### Do this
Isolate every line in the data with the string "revenus" and copy it.

>> START Supplied data

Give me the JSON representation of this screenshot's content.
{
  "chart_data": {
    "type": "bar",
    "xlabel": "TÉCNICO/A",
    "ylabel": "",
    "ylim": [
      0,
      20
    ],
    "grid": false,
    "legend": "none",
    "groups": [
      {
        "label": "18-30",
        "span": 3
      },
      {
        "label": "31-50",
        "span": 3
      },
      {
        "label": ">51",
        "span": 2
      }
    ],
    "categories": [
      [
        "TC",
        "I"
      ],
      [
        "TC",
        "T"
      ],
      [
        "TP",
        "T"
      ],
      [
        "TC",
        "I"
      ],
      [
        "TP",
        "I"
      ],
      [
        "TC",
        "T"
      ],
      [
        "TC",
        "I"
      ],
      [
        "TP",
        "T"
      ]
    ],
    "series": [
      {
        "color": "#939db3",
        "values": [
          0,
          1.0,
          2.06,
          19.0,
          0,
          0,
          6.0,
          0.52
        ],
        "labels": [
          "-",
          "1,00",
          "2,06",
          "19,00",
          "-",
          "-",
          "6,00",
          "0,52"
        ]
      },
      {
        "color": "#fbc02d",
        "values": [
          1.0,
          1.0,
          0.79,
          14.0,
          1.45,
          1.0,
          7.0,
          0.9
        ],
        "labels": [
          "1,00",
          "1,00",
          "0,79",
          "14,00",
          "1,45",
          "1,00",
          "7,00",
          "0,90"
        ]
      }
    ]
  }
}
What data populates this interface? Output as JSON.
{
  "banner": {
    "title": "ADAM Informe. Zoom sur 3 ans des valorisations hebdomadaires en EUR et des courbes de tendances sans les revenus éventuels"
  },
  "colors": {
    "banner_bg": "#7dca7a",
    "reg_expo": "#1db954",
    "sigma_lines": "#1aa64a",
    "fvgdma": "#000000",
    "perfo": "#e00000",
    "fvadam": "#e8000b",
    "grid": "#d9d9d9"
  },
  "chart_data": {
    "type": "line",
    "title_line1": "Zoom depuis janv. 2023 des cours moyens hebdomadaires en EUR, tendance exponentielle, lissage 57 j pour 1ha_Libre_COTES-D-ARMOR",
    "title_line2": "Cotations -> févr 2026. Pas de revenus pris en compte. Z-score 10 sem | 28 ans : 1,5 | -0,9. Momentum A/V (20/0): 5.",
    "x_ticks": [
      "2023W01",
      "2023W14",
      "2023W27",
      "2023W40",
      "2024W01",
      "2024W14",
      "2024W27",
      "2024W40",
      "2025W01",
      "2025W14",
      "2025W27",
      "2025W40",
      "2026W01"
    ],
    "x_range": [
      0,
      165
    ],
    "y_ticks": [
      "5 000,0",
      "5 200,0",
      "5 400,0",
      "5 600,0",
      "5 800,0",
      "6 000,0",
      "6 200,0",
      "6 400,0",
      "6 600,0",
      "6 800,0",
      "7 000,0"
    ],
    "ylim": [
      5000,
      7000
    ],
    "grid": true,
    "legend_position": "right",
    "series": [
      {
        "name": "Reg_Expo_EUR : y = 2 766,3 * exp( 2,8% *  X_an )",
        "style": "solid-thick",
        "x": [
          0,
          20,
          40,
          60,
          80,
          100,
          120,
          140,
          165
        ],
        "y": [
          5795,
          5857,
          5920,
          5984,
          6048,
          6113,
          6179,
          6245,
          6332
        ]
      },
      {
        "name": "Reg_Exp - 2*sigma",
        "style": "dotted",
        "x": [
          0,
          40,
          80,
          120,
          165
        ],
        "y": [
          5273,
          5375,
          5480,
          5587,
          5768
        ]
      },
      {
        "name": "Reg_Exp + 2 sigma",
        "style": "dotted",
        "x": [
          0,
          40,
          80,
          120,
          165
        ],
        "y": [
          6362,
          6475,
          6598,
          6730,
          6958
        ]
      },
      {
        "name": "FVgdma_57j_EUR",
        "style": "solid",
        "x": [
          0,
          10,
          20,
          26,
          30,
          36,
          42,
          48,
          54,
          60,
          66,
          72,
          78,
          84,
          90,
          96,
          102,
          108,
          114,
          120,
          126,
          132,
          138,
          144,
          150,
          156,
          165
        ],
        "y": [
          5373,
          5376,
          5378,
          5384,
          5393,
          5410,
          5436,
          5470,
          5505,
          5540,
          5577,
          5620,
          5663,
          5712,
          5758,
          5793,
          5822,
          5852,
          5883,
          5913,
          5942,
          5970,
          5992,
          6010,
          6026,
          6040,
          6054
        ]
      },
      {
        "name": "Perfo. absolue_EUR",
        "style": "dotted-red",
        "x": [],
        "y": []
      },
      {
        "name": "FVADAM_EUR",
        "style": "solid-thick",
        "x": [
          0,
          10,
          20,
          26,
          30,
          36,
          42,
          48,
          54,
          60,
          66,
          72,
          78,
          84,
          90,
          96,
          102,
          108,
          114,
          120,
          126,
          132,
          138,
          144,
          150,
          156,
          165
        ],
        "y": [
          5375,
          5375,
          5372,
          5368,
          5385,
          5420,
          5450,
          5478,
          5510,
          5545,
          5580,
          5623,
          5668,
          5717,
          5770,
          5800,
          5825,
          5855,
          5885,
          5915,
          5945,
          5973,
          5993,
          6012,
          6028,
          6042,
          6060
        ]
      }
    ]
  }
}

>> END Supplied data

### Response to this exercise
    "title": "ADAM Informe. Zoom sur 3 ans des valorisations hebdomadaires en EUR et des courbes de tendances sans les revenus éventuels"
    "title_line2": "Cotations -> févr 2026. Pas de revenus pris en compte. Z-score 10 sem | 28 ans : 1,5 | -0,9. Momentum A/V (20/0): 5.",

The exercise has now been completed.